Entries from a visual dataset
○ ○ ○
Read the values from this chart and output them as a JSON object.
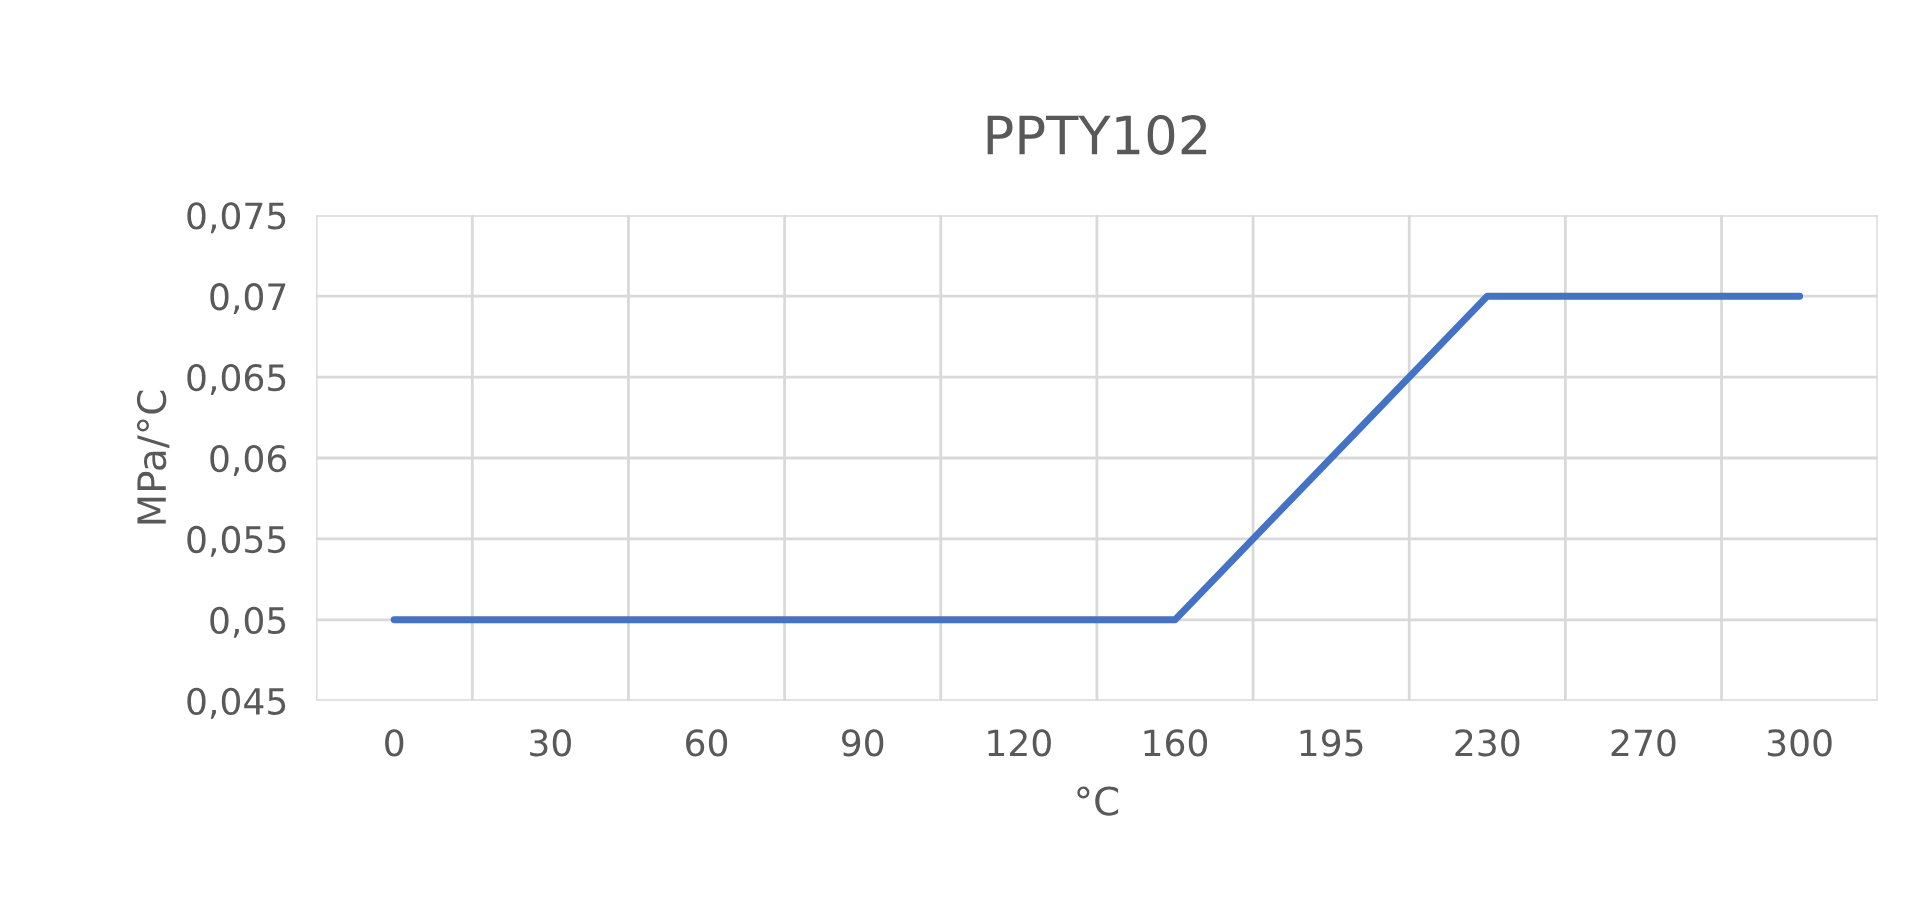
{
  "chart_data": {
    "type": "line",
    "title": "PPTY102",
    "xlabel": "°C",
    "ylabel": "MPa/°C",
    "categories": [
      "0",
      "30",
      "60",
      "90",
      "120",
      "160",
      "195",
      "230",
      "270",
      "300"
    ],
    "series": [
      {
        "color": "#4472c4",
        "values": [
          0.05,
          0.05,
          0.05,
          0.05,
          0.05,
          0.05,
          0.06,
          0.07,
          0.07,
          0.07
        ]
      }
    ],
    "ylim": [
      0.045,
      0.075
    ],
    "yticks": [
      {
        "value": 0.045,
        "label": "0,045"
      },
      {
        "value": 0.05,
        "label": "0,05"
      },
      {
        "value": 0.055,
        "label": "0,055"
      },
      {
        "value": 0.06,
        "label": "0,06"
      },
      {
        "value": 0.065,
        "label": "0,065"
      },
      {
        "value": 0.07,
        "label": "0,07"
      },
      {
        "value": 0.075,
        "label": "0,075"
      }
    ],
    "grid": true,
    "marker": "none",
    "line_style": "solid"
  }
}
○ ○ ○
§ **TASK REQUIREMENTS**
Transcribe the records above exactly, leaving out every picture.

§ **TASK SOLUTION**
Read the values from this chart and output them as a JSON object.
{
  "chart_data": {
    "type": "line",
    "title": "PPTY102",
    "xlabel": "°C",
    "ylabel": "MPa/°C",
    "categories": [
      "0",
      "30",
      "60",
      "90",
      "120",
      "160",
      "195",
      "230",
      "270",
      "300"
    ],
    "series": [
      {
        "color": "#4472c4",
        "values": [
          0.05,
          0.05,
          0.05,
          0.05,
          0.05,
          0.05,
          0.06,
          0.07,
          0.07,
          0.07
        ]
      }
    ],
    "ylim": [
      0.045,
      0.075
    ],
    "yticks": [
      {
        "value": 0.045,
        "label": "0,045"
      },
      {
        "value": 0.05,
        "label": "0,05"
      },
      {
        "value": 0.055,
        "label": "0,055"
      },
      {
        "value": 0.06,
        "label": "0,06"
      },
      {
        "value": 0.065,
        "label": "0,065"
      },
      {
        "value": 0.07,
        "label": "0,07"
      },
      {
        "value": 0.075,
        "label": "0,075"
      }
    ],
    "grid": true,
    "marker": "none",
    "line_style": "solid"
  }
}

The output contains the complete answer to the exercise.